[Stored data]
• • •

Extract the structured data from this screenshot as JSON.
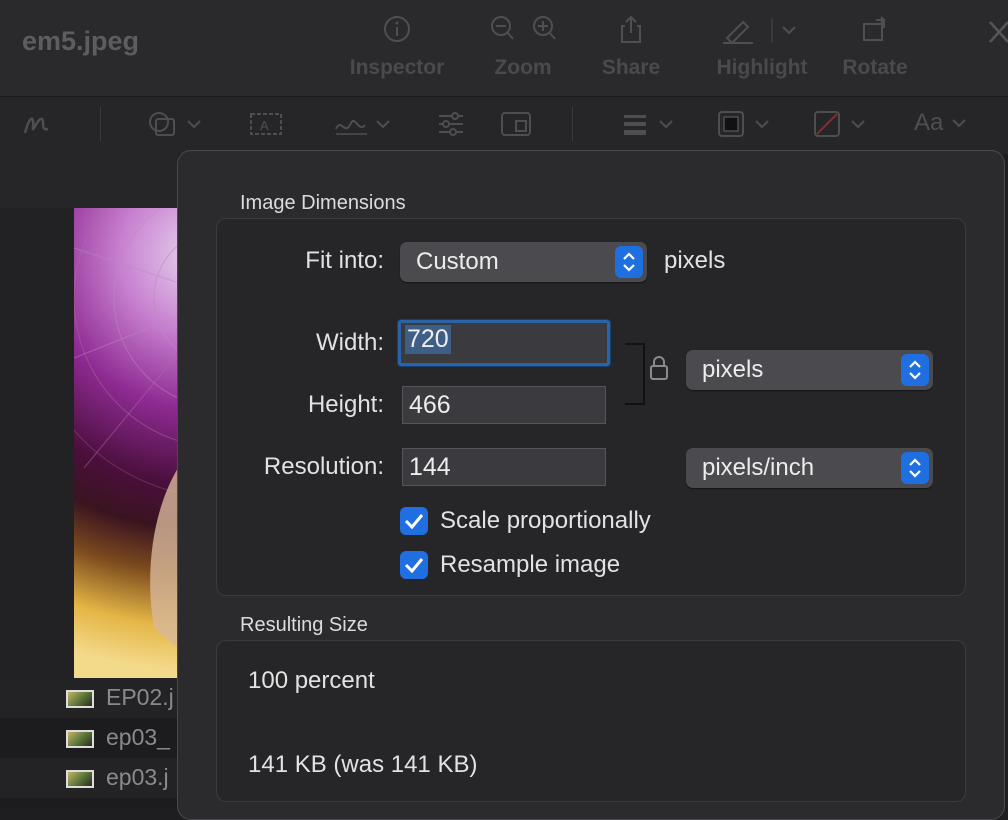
{
  "window": {
    "title": "em5.jpeg"
  },
  "toolbar": {
    "inspector": "Inspector",
    "zoom": "Zoom",
    "share": "Share",
    "highlight": "Highlight",
    "rotate": "Rotate"
  },
  "markup": {
    "font_label": "Aa"
  },
  "files": [
    {
      "name": "EP02.j"
    },
    {
      "name": "ep03_"
    },
    {
      "name": "ep03.j"
    }
  ],
  "dialog": {
    "image_dimensions_title": "Image Dimensions",
    "fit_into_label": "Fit into:",
    "fit_into_value": "Custom",
    "fit_into_unit": "pixels",
    "width_label": "Width:",
    "width_value": "720",
    "height_label": "Height:",
    "height_value": "466",
    "size_unit": "pixels",
    "resolution_label": "Resolution:",
    "resolution_value": "144",
    "resolution_unit": "pixels/inch",
    "scale_proportionally_label": "Scale proportionally",
    "scale_proportionally_checked": true,
    "resample_label": "Resample image",
    "resample_checked": true,
    "resulting_size_title": "Resulting Size",
    "result_percent": "100 percent",
    "result_size": "141 KB (was 141 KB)"
  },
  "colors": {
    "accent": "#1f6fe0",
    "panel": "#2b2b2e",
    "focus_ring": "#2a64a6"
  }
}
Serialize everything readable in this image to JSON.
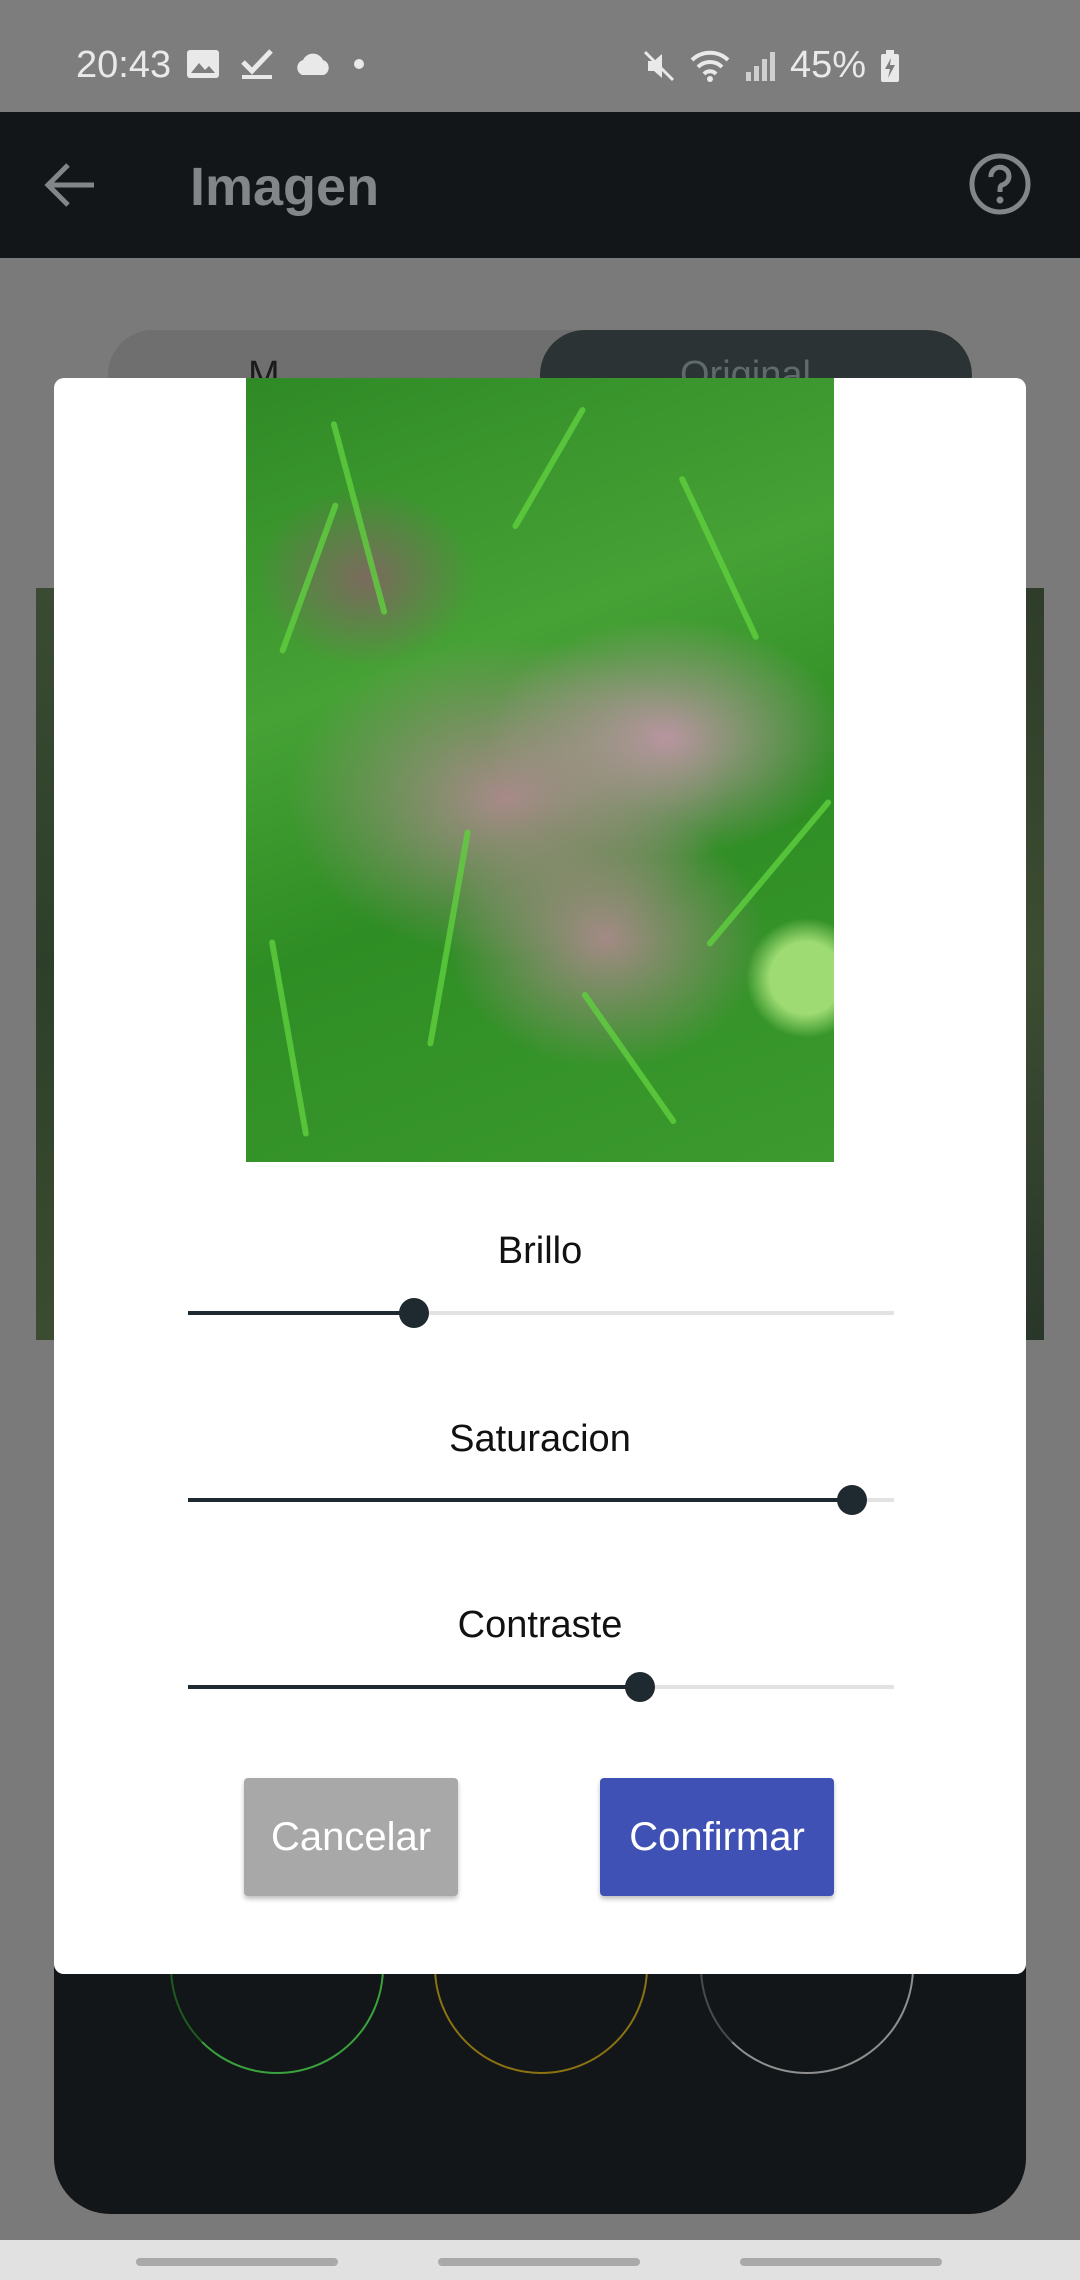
{
  "status_bar": {
    "time": "20:43",
    "battery": "45%",
    "left_icons": [
      "image-icon",
      "check-icon",
      "cloud-icon",
      "dot-icon"
    ],
    "right_icons": [
      "mute-icon",
      "wifi-icon",
      "signal-icon",
      "battery-icon"
    ]
  },
  "app_bar": {
    "title": "Imagen",
    "back_icon": "arrow-left-icon",
    "help_icon": "help-circle-icon"
  },
  "background": {
    "tab_left": "M",
    "tab_right": "Original"
  },
  "dialog": {
    "sliders": [
      {
        "label": "Brillo",
        "value": 0.32
      },
      {
        "label": "Saturacion",
        "value": 0.94
      },
      {
        "label": "Contraste",
        "value": 0.64
      }
    ],
    "cancel_label": "Cancelar",
    "confirm_label": "Confirmar"
  },
  "colors": {
    "confirm": "#3f51b5",
    "cancel": "#a8a8a8",
    "slider_active": "#1f2a30",
    "app_bar": "#121618"
  }
}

• • •

- _WHAT TO WORK ON_:
Retype the whole listing, keeping every line identical and omitting all pictures.

- _OUTPUT_:
Extract the structured data from this screenshot as JSON.
{
  "window": {
    "title": "em5.jpeg"
  },
  "toolbar": {
    "inspector": "Inspector",
    "zoom": "Zoom",
    "share": "Share",
    "highlight": "Highlight",
    "rotate": "Rotate"
  },
  "markup": {
    "font_label": "Aa"
  },
  "files": [
    {
      "name": "EP02.j"
    },
    {
      "name": "ep03_"
    },
    {
      "name": "ep03.j"
    }
  ],
  "dialog": {
    "image_dimensions_title": "Image Dimensions",
    "fit_into_label": "Fit into:",
    "fit_into_value": "Custom",
    "fit_into_unit": "pixels",
    "width_label": "Width:",
    "width_value": "720",
    "height_label": "Height:",
    "height_value": "466",
    "size_unit": "pixels",
    "resolution_label": "Resolution:",
    "resolution_value": "144",
    "resolution_unit": "pixels/inch",
    "scale_proportionally_label": "Scale proportionally",
    "scale_proportionally_checked": true,
    "resample_label": "Resample image",
    "resample_checked": true,
    "resulting_size_title": "Resulting Size",
    "result_percent": "100 percent",
    "result_size": "141 KB (was 141 KB)"
  },
  "colors": {
    "accent": "#1f6fe0",
    "panel": "#2b2b2e",
    "focus_ring": "#2a64a6"
  }
}
Serialize everything readable in this image to JSON.
{
  "status_bar": {
    "time": "20:43",
    "battery": "45%",
    "left_icons": [
      "image-icon",
      "check-icon",
      "cloud-icon",
      "dot-icon"
    ],
    "right_icons": [
      "mute-icon",
      "wifi-icon",
      "signal-icon",
      "battery-icon"
    ]
  },
  "app_bar": {
    "title": "Imagen",
    "back_icon": "arrow-left-icon",
    "help_icon": "help-circle-icon"
  },
  "background": {
    "tab_left": "M",
    "tab_right": "Original"
  },
  "dialog": {
    "sliders": [
      {
        "label": "Brillo",
        "value": 0.32
      },
      {
        "label": "Saturacion",
        "value": 0.94
      },
      {
        "label": "Contraste",
        "value": 0.64
      }
    ],
    "cancel_label": "Cancelar",
    "confirm_label": "Confirmar"
  },
  "colors": {
    "confirm": "#3f51b5",
    "cancel": "#a8a8a8",
    "slider_active": "#1f2a30",
    "app_bar": "#121618"
  }
}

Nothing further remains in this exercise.